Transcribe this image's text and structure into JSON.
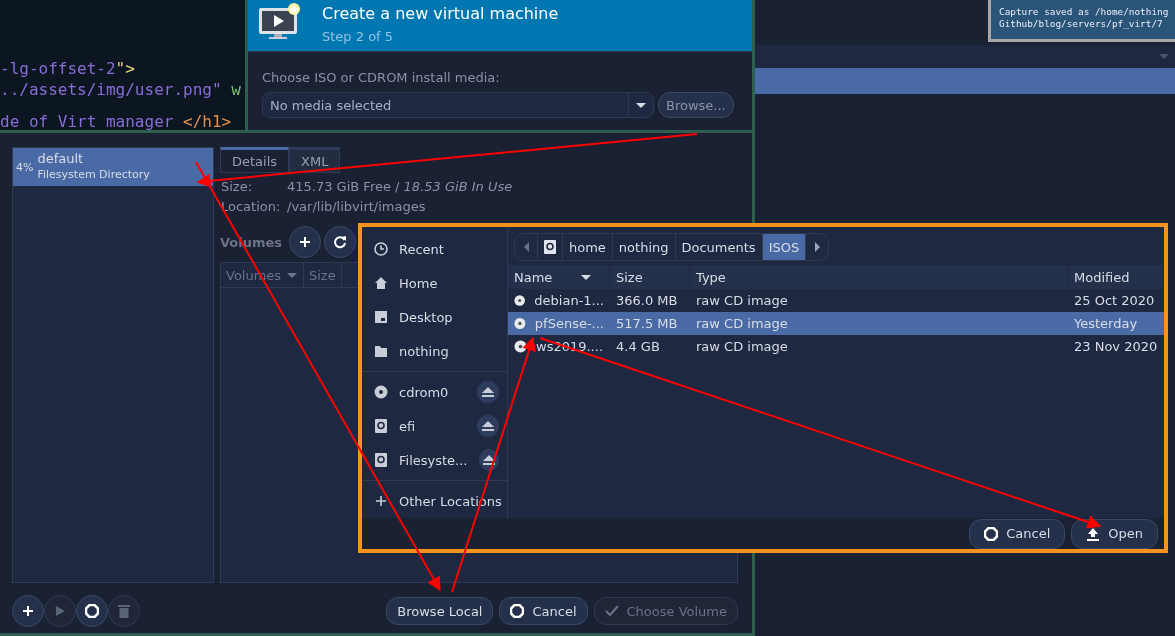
{
  "code_editor": {
    "lines": [
      [
        {
          "text": "-lg-offset-2",
          "kind": "string"
        },
        {
          "text": "\">",
          "kind": "punct"
        }
      ],
      [
        {
          "text": "../assets/img/user.png\" ",
          "kind": "string"
        },
        {
          "text": "w",
          "kind": "attr"
        }
      ],
      [
        {
          "text": "de of Virt manager ",
          "kind": "string"
        },
        {
          "text": "</h1>",
          "kind": "tag"
        }
      ]
    ]
  },
  "background_window": {
    "rows": [
      {
        "selected": true
      }
    ]
  },
  "notification": {
    "lines": [
      "Capture saved as /home/nothing",
      "Github/blog/servers/pf_virt/7"
    ]
  },
  "new_vm_window": {
    "title": "Create a new virtual machine",
    "subtitle": "Step 2 of 5",
    "media_label": "Choose ISO or CDROM install media:",
    "media_value": "No media selected",
    "browse_button": "Browse..."
  },
  "storage_window": {
    "pools": [
      {
        "usage": "4%",
        "name": "default",
        "type": "Filesystem Directory",
        "selected": true
      }
    ],
    "tabs": [
      {
        "label": "Details",
        "selected": true
      },
      {
        "label": "XML",
        "selected": false
      }
    ],
    "details": [
      {
        "label": "Size:",
        "value": "415.73 GiB Free / *18.53 GiB In Use*"
      },
      {
        "label": "Location:",
        "value": "/var/lib/libvirt/images"
      }
    ],
    "volumes_label": "Volumes",
    "volume_columns": [
      "Volumes",
      "Size"
    ],
    "tool_buttons": [
      {
        "kind": "add",
        "disabled": false
      },
      {
        "kind": "start",
        "disabled": true
      },
      {
        "kind": "stop",
        "disabled": false
      },
      {
        "kind": "delete",
        "disabled": true
      }
    ],
    "buttons": [
      {
        "kind": "plain",
        "label": "Browse Local",
        "disabled": false
      },
      {
        "kind": "cancel",
        "label": "Cancel",
        "disabled": false
      },
      {
        "kind": "choose",
        "label": "Choose Volume",
        "disabled": true
      }
    ]
  },
  "file_dialog": {
    "places": [
      {
        "label": "Recent",
        "kind": "place"
      },
      {
        "label": "Home",
        "kind": "place"
      },
      {
        "label": "Desktop",
        "kind": "place"
      },
      {
        "label": "nothing",
        "kind": "place"
      },
      {
        "label": "cdrom0",
        "kind": "device"
      },
      {
        "label": "efi",
        "kind": "device"
      },
      {
        "label": "Filesyste...",
        "kind": "device"
      },
      {
        "label": "Other Locations",
        "kind": "other"
      }
    ],
    "path": [
      {
        "label": "home",
        "selected": false
      },
      {
        "label": "nothing",
        "selected": false
      },
      {
        "label": "Documents",
        "selected": false
      },
      {
        "label": "ISOS",
        "selected": true
      }
    ],
    "columns": [
      "Name",
      "Size",
      "Type",
      "Modified"
    ],
    "rows": [
      {
        "name": "debian-1...",
        "size": "366.0  MB",
        "type": "raw CD image",
        "modified": "25 Oct 2020",
        "selected": false
      },
      {
        "name": "pfSense-...",
        "size": "517.5  MB",
        "type": "raw CD image",
        "modified": "Yesterday",
        "selected": true
      },
      {
        "name": "ws2019....",
        "size": "4.4  GB",
        "type": "raw CD image",
        "modified": "23 Nov 2020",
        "selected": false
      }
    ],
    "cancel_button": "Cancel",
    "open_button": "Open"
  }
}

Work required » Copy out all the entries exactly. Images stay out of the copy.

Finished task »
Transcribe this image's text and structure into JSON.
{
  "code_editor": {
    "lines": [
      [
        {
          "text": "-lg-offset-2",
          "kind": "string"
        },
        {
          "text": "\">",
          "kind": "punct"
        }
      ],
      [
        {
          "text": "../assets/img/user.png\" ",
          "kind": "string"
        },
        {
          "text": "w",
          "kind": "attr"
        }
      ],
      [
        {
          "text": "de of Virt manager ",
          "kind": "string"
        },
        {
          "text": "</h1>",
          "kind": "tag"
        }
      ]
    ]
  },
  "background_window": {
    "rows": [
      {
        "selected": true
      }
    ]
  },
  "notification": {
    "lines": [
      "Capture saved as /home/nothing",
      "Github/blog/servers/pf_virt/7"
    ]
  },
  "new_vm_window": {
    "title": "Create a new virtual machine",
    "subtitle": "Step 2 of 5",
    "media_label": "Choose ISO or CDROM install media:",
    "media_value": "No media selected",
    "browse_button": "Browse..."
  },
  "storage_window": {
    "pools": [
      {
        "usage": "4%",
        "name": "default",
        "type": "Filesystem Directory",
        "selected": true
      }
    ],
    "tabs": [
      {
        "label": "Details",
        "selected": true
      },
      {
        "label": "XML",
        "selected": false
      }
    ],
    "details": [
      {
        "label": "Size:",
        "value": "415.73 GiB Free / *18.53 GiB In Use*"
      },
      {
        "label": "Location:",
        "value": "/var/lib/libvirt/images"
      }
    ],
    "volumes_label": "Volumes",
    "volume_columns": [
      "Volumes",
      "Size"
    ],
    "tool_buttons": [
      {
        "kind": "add",
        "disabled": false
      },
      {
        "kind": "start",
        "disabled": true
      },
      {
        "kind": "stop",
        "disabled": false
      },
      {
        "kind": "delete",
        "disabled": true
      }
    ],
    "buttons": [
      {
        "kind": "plain",
        "label": "Browse Local",
        "disabled": false
      },
      {
        "kind": "cancel",
        "label": "Cancel",
        "disabled": false
      },
      {
        "kind": "choose",
        "label": "Choose Volume",
        "disabled": true
      }
    ]
  },
  "file_dialog": {
    "places": [
      {
        "label": "Recent",
        "kind": "place"
      },
      {
        "label": "Home",
        "kind": "place"
      },
      {
        "label": "Desktop",
        "kind": "place"
      },
      {
        "label": "nothing",
        "kind": "place"
      },
      {
        "label": "cdrom0",
        "kind": "device"
      },
      {
        "label": "efi",
        "kind": "device"
      },
      {
        "label": "Filesyste...",
        "kind": "device"
      },
      {
        "label": "Other Locations",
        "kind": "other"
      }
    ],
    "path": [
      {
        "label": "home",
        "selected": false
      },
      {
        "label": "nothing",
        "selected": false
      },
      {
        "label": "Documents",
        "selected": false
      },
      {
        "label": "ISOS",
        "selected": true
      }
    ],
    "columns": [
      "Name",
      "Size",
      "Type",
      "Modified"
    ],
    "rows": [
      {
        "name": "debian-1...",
        "size": "366.0  MB",
        "type": "raw CD image",
        "modified": "25 Oct 2020",
        "selected": false
      },
      {
        "name": "pfSense-...",
        "size": "517.5  MB",
        "type": "raw CD image",
        "modified": "Yesterday",
        "selected": true
      },
      {
        "name": "ws2019....",
        "size": "4.4  GB",
        "type": "raw CD image",
        "modified": "23 Nov 2020",
        "selected": false
      }
    ],
    "cancel_button": "Cancel",
    "open_button": "Open"
  }
}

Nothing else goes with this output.